TRY IT -> A word-for-word copy of the following listing is needed. Leave out its images.

· · · ·

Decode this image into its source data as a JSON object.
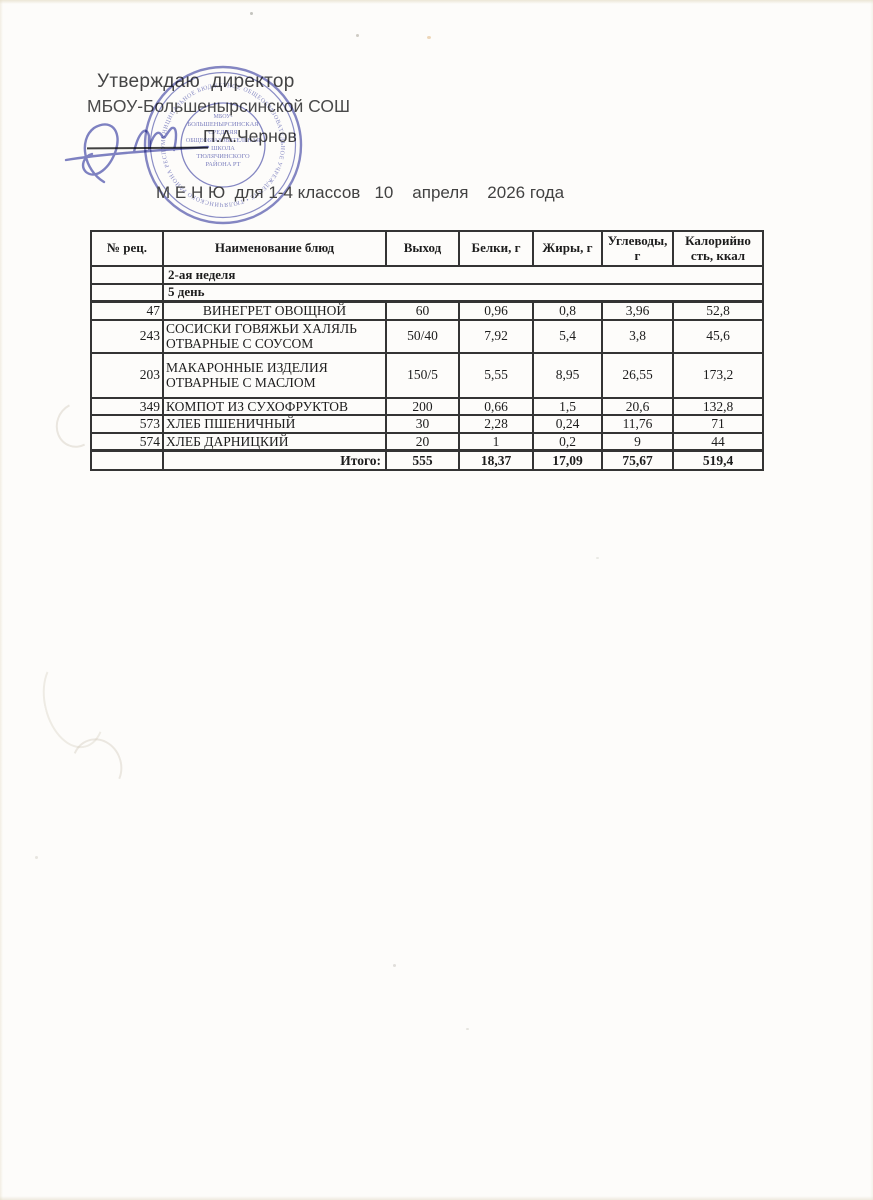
{
  "document": {
    "approval_line1": "Утверждаю  директор",
    "approval_line2": "МБОУ-Большенырсинской СОШ",
    "signer_name": "П.А.Чернов",
    "title": "М Е Н Ю  для 1-4 классов   10    апреля    2026 года"
  },
  "stamp": {
    "color": "#5a5fb2",
    "ring_text": "МУНИЦИПАЛЬНОЕ БЮДЖЕТНОЕ ОБЩЕОБРАЗОВАТЕЛЬНОЕ УЧРЕЖДЕНИЕ • ТЮЛЯЧИНСКОГО РАЙОНА РЕСПУБЛИКИ ТАТАРСТАН •",
    "center_lines": [
      "МБОУ-",
      "БОЛЬШЕНЫРСИНСКАЯ",
      "СРЕДНЯЯ",
      "ОБЩЕОБРАЗОВАТЕЛЬНАЯ",
      "ШКОЛА",
      "ТЮЛЯЧИНСКОГО",
      "РАЙОНА РТ"
    ]
  },
  "menu_table": {
    "headers": [
      "№ рец.",
      "Наименование блюд",
      "Выход",
      "Белки, г",
      "Жиры, г",
      "Углеводы, г",
      "Калорийно сть, ккал"
    ],
    "week_label": "2-ая неделя",
    "day_label": "5 день",
    "rows": [
      {
        "num": "47",
        "name": "ВИНЕГРЕТ ОВОЩНОЙ",
        "output": "60",
        "protein": "0,96",
        "fat": "0,8",
        "carbs": "3,96",
        "kcal": "52,8",
        "name_align": "center"
      },
      {
        "num": "243",
        "name": "СОСИСКИ ГОВЯЖЬИ ХАЛЯЛЬ\nОТВАРНЫЕ С СОУСОМ",
        "output": "50/40",
        "protein": "7,92",
        "fat": "5,4",
        "carbs": "3,8",
        "kcal": "45,6",
        "name_align": "left"
      },
      {
        "num": "203",
        "name": "МАКАРОННЫЕ ИЗДЕЛИЯ\nОТВАРНЫЕ С МАСЛОМ",
        "output": "150/5",
        "protein": "5,55",
        "fat": "8,95",
        "carbs": "26,55",
        "kcal": "173,2",
        "name_align": "left"
      },
      {
        "num": "349",
        "name": "КОМПОТ ИЗ СУХОФРУКТОВ",
        "output": "200",
        "protein": "0,66",
        "fat": "1,5",
        "carbs": "20,6",
        "kcal": "132,8",
        "name_align": "left"
      },
      {
        "num": "573",
        "name": "ХЛЕБ ПШЕНИЧНЫЙ",
        "output": "30",
        "protein": "2,28",
        "fat": "0,24",
        "carbs": "11,76",
        "kcal": "71",
        "name_align": "left"
      },
      {
        "num": "574",
        "name": "ХЛЕБ ДАРНИЦКИЙ",
        "output": "20",
        "protein": "1",
        "fat": "0,2",
        "carbs": "9",
        "kcal": "44",
        "name_align": "left"
      }
    ],
    "total": {
      "label": "Итого:",
      "values": [
        "555",
        "18,37",
        "17,09",
        "75,67",
        "519,4"
      ]
    }
  }
}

· · · ·

OUTPUT ->
Decode this image into its source data as a JSON object.
{
  "document": {
    "approval_line1": "Утверждаю  директор",
    "approval_line2": "МБОУ-Большенырсинской СОШ",
    "signer_name": "П.А.Чернов",
    "title": "М Е Н Ю  для 1-4 классов   10    апреля    2026 года"
  },
  "stamp": {
    "color": "#5a5fb2",
    "ring_text": "МУНИЦИПАЛЬНОЕ БЮДЖЕТНОЕ ОБЩЕОБРАЗОВАТЕЛЬНОЕ УЧРЕЖДЕНИЕ • ТЮЛЯЧИНСКОГО РАЙОНА РЕСПУБЛИКИ ТАТАРСТАН •",
    "center_lines": [
      "МБОУ-",
      "БОЛЬШЕНЫРСИНСКАЯ",
      "СРЕДНЯЯ",
      "ОБЩЕОБРАЗОВАТЕЛЬНАЯ",
      "ШКОЛА",
      "ТЮЛЯЧИНСКОГО",
      "РАЙОНА РТ"
    ]
  },
  "menu_table": {
    "headers": [
      "№ рец.",
      "Наименование блюд",
      "Выход",
      "Белки, г",
      "Жиры, г",
      "Углеводы, г",
      "Калорийно сть, ккал"
    ],
    "week_label": "2-ая неделя",
    "day_label": "5 день",
    "rows": [
      {
        "num": "47",
        "name": "ВИНЕГРЕТ ОВОЩНОЙ",
        "output": "60",
        "protein": "0,96",
        "fat": "0,8",
        "carbs": "3,96",
        "kcal": "52,8",
        "name_align": "center"
      },
      {
        "num": "243",
        "name": "СОСИСКИ ГОВЯЖЬИ ХАЛЯЛЬ\nОТВАРНЫЕ С СОУСОМ",
        "output": "50/40",
        "protein": "7,92",
        "fat": "5,4",
        "carbs": "3,8",
        "kcal": "45,6",
        "name_align": "left"
      },
      {
        "num": "203",
        "name": "МАКАРОННЫЕ ИЗДЕЛИЯ\nОТВАРНЫЕ С МАСЛОМ",
        "output": "150/5",
        "protein": "5,55",
        "fat": "8,95",
        "carbs": "26,55",
        "kcal": "173,2",
        "name_align": "left"
      },
      {
        "num": "349",
        "name": "КОМПОТ ИЗ СУХОФРУКТОВ",
        "output": "200",
        "protein": "0,66",
        "fat": "1,5",
        "carbs": "20,6",
        "kcal": "132,8",
        "name_align": "left"
      },
      {
        "num": "573",
        "name": "ХЛЕБ ПШЕНИЧНЫЙ",
        "output": "30",
        "protein": "2,28",
        "fat": "0,24",
        "carbs": "11,76",
        "kcal": "71",
        "name_align": "left"
      },
      {
        "num": "574",
        "name": "ХЛЕБ ДАРНИЦКИЙ",
        "output": "20",
        "protein": "1",
        "fat": "0,2",
        "carbs": "9",
        "kcal": "44",
        "name_align": "left"
      }
    ],
    "total": {
      "label": "Итого:",
      "values": [
        "555",
        "18,37",
        "17,09",
        "75,67",
        "519,4"
      ]
    }
  }
}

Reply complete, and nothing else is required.